● Requirements: Pull every line containing "JSON" from the entries.

Excerpts from a figure dataset:
•••••

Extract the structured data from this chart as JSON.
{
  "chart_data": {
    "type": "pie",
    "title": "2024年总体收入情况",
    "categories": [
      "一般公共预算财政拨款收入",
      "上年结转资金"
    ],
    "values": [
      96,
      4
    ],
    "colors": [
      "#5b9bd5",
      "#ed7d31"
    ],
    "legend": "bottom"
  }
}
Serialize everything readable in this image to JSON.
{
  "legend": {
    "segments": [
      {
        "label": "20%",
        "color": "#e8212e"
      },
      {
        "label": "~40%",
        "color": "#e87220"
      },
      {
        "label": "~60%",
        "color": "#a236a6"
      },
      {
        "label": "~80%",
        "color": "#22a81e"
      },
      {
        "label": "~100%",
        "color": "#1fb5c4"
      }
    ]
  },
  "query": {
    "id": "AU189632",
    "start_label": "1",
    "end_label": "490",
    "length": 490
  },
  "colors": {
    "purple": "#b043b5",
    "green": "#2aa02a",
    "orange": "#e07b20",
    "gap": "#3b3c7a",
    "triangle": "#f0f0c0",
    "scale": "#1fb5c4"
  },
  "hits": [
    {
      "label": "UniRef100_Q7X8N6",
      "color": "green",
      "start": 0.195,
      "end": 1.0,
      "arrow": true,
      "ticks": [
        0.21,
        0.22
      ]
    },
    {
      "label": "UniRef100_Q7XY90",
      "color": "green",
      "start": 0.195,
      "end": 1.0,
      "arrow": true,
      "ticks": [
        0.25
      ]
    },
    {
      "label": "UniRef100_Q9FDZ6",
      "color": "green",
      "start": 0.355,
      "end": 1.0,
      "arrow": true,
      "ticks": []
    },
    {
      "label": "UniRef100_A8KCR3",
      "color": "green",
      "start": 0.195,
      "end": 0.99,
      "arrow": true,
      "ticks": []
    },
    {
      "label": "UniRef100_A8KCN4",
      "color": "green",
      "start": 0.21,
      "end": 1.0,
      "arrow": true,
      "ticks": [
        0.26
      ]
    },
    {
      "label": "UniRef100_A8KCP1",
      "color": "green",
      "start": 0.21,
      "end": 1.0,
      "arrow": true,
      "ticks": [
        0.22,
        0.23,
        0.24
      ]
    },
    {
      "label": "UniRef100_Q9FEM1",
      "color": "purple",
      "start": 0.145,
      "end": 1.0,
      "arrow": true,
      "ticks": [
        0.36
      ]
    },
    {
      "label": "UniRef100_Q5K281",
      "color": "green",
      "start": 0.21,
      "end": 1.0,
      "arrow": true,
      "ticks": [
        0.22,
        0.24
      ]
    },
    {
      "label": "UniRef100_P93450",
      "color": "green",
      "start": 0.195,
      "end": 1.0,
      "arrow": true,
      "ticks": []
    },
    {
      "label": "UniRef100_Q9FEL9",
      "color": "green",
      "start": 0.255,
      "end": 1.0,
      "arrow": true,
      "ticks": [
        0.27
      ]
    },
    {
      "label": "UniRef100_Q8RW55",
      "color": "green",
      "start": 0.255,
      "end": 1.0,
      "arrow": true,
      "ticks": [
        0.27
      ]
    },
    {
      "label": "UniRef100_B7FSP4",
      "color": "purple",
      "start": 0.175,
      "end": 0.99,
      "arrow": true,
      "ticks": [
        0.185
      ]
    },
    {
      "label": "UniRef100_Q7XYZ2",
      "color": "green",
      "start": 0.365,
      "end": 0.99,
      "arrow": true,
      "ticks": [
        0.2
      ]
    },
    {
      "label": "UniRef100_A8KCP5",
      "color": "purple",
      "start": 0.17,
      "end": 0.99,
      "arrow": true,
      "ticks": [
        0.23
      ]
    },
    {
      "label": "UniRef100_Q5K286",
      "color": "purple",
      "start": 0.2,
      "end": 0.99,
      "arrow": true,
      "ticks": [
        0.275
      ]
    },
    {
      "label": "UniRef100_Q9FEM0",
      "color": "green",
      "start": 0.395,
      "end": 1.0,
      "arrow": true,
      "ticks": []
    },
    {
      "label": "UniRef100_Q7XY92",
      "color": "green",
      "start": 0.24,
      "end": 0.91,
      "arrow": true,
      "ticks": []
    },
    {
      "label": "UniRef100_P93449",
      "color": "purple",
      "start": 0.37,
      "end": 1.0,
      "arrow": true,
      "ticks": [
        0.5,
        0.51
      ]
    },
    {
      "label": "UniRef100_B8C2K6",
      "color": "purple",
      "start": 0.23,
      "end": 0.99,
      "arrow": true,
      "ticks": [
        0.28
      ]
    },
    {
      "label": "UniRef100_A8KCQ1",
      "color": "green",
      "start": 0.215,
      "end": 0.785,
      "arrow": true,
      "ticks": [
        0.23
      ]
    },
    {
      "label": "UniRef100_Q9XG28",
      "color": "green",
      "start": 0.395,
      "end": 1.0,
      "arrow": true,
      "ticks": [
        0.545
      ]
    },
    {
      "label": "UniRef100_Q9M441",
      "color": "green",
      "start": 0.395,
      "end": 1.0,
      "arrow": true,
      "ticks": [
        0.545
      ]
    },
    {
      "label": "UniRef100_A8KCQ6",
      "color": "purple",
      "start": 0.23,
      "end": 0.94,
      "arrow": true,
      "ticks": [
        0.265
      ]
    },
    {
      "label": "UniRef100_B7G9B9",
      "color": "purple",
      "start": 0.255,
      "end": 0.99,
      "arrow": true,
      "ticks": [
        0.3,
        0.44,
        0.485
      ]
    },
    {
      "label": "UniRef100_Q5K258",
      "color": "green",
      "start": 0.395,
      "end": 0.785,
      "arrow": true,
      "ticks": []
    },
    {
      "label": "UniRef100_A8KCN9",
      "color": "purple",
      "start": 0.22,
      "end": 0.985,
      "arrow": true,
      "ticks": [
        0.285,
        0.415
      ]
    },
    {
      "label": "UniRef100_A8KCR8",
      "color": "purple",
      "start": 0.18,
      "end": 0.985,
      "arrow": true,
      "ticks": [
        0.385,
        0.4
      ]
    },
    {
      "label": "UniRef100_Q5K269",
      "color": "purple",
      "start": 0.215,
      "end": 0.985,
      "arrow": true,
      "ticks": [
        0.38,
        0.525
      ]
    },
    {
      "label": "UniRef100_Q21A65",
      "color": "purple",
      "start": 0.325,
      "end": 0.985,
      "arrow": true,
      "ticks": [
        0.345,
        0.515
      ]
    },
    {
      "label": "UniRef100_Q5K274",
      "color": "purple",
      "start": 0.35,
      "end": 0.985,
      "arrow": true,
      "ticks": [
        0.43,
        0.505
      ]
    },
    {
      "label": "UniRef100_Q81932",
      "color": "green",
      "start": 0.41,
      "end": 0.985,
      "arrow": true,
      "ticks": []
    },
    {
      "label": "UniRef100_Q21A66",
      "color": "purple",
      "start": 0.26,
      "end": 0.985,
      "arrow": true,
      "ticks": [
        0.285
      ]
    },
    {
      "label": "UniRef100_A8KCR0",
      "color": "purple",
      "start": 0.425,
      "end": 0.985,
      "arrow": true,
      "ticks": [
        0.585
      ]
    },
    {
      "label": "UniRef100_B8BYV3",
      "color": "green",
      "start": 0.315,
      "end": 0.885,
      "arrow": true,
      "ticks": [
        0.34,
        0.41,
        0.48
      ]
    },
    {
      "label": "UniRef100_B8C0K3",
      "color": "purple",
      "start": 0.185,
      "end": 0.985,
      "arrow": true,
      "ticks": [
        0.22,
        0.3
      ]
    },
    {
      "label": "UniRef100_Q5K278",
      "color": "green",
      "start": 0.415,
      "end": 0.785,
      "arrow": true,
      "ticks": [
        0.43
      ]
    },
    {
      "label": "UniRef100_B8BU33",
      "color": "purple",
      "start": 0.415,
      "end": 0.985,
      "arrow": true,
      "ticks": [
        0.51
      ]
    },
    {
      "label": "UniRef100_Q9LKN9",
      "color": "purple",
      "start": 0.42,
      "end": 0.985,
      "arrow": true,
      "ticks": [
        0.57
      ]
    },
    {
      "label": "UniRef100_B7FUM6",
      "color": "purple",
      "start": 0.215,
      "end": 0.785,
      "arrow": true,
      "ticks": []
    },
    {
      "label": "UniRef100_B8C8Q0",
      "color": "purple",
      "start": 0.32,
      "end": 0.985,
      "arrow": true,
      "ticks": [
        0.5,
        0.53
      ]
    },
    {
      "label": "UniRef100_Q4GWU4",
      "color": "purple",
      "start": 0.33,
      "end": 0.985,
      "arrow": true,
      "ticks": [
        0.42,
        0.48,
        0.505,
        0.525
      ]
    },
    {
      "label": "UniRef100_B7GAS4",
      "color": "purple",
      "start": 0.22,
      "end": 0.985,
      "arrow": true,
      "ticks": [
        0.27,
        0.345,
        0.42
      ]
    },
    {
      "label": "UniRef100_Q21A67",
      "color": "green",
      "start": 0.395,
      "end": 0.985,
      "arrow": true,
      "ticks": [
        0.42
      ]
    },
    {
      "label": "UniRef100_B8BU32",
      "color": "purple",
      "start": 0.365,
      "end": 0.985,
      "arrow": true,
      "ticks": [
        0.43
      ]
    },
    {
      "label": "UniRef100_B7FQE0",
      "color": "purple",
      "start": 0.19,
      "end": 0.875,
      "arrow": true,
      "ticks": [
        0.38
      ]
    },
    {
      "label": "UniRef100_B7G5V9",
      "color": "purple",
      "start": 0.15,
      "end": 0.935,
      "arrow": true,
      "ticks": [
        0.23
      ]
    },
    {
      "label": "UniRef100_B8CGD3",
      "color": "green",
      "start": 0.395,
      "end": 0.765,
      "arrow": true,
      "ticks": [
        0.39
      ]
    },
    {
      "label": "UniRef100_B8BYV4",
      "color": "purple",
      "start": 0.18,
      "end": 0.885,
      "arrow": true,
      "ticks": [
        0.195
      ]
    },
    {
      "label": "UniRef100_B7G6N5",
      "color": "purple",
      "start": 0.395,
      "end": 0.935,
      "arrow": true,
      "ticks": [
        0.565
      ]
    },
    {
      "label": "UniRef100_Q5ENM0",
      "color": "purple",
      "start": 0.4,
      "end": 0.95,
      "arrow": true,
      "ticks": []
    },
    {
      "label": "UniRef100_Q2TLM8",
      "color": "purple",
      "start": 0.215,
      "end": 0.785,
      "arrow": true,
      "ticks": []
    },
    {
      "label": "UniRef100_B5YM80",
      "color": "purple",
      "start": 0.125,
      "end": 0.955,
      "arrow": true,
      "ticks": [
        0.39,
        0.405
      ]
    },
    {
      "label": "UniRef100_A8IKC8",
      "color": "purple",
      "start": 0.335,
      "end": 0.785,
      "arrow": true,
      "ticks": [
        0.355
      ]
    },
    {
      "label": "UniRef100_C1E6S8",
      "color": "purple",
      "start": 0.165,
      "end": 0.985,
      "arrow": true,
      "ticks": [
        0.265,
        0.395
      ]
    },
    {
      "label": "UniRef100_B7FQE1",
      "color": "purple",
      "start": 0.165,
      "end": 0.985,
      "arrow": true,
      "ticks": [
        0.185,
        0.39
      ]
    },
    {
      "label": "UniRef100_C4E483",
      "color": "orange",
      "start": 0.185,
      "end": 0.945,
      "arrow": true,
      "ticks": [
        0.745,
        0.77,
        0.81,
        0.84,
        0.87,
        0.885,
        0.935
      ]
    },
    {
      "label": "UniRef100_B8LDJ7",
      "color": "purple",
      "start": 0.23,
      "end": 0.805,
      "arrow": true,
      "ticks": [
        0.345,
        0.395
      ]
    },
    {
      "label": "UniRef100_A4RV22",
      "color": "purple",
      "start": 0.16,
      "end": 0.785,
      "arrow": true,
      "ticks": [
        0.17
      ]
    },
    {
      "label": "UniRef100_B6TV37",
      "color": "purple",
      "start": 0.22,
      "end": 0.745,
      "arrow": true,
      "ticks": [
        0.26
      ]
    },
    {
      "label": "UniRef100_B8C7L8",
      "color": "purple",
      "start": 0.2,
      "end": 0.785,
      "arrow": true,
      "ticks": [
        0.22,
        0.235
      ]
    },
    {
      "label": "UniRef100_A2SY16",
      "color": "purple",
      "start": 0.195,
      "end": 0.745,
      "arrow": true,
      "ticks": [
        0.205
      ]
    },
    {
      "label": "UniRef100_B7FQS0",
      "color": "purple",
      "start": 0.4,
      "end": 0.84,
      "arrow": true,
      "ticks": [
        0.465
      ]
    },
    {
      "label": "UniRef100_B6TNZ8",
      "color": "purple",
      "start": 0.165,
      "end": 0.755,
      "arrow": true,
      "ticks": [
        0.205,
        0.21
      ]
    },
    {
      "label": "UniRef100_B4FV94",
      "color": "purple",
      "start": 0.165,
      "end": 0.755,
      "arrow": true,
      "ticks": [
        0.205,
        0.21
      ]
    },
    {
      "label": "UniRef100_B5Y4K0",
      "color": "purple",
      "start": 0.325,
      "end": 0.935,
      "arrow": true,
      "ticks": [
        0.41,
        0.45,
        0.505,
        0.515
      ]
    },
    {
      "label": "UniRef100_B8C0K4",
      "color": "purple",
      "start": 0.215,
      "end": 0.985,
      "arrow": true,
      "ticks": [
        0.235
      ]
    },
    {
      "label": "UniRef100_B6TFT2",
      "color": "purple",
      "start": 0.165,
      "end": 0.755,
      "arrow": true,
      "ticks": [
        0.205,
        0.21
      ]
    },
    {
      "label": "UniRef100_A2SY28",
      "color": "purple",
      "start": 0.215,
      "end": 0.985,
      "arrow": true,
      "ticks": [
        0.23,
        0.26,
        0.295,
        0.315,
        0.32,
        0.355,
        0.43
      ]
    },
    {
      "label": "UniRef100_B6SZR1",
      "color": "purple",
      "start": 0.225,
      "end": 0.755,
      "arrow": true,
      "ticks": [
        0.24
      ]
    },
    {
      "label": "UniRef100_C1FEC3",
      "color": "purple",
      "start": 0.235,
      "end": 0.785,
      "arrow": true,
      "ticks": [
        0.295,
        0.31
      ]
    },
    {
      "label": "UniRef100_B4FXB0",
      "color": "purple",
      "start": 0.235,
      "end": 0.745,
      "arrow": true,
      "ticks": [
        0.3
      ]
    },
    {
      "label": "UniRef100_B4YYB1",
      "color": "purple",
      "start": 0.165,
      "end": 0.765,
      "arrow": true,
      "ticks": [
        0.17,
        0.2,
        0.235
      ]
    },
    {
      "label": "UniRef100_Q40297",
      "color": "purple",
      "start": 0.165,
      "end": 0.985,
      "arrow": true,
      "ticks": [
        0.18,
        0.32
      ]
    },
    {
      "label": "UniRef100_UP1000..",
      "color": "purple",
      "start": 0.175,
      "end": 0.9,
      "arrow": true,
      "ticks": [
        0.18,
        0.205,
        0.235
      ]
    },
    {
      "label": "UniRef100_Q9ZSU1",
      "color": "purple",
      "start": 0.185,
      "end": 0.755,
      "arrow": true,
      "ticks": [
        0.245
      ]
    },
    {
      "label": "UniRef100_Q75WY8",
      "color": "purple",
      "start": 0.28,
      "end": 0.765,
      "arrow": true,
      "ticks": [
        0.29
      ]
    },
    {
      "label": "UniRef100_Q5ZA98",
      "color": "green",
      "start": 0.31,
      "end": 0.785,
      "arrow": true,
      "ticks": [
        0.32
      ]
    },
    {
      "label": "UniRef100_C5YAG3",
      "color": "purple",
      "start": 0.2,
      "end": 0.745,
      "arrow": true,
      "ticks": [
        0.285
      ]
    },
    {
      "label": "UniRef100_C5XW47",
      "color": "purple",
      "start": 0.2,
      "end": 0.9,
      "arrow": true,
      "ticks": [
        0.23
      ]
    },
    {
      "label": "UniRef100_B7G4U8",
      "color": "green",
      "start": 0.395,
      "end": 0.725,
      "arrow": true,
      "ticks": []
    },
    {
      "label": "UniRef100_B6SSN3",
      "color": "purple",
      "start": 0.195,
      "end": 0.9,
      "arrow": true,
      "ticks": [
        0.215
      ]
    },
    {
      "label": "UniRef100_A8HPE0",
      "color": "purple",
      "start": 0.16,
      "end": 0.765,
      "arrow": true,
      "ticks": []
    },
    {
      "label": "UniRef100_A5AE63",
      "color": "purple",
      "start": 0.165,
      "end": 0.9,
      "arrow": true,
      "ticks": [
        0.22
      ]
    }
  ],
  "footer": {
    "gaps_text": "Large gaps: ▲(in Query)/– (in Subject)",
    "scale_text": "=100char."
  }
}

•••••

● Answer to this problem:
Extract the structured data from this chart as JSON.
Serialize everything readable in this image to JSON.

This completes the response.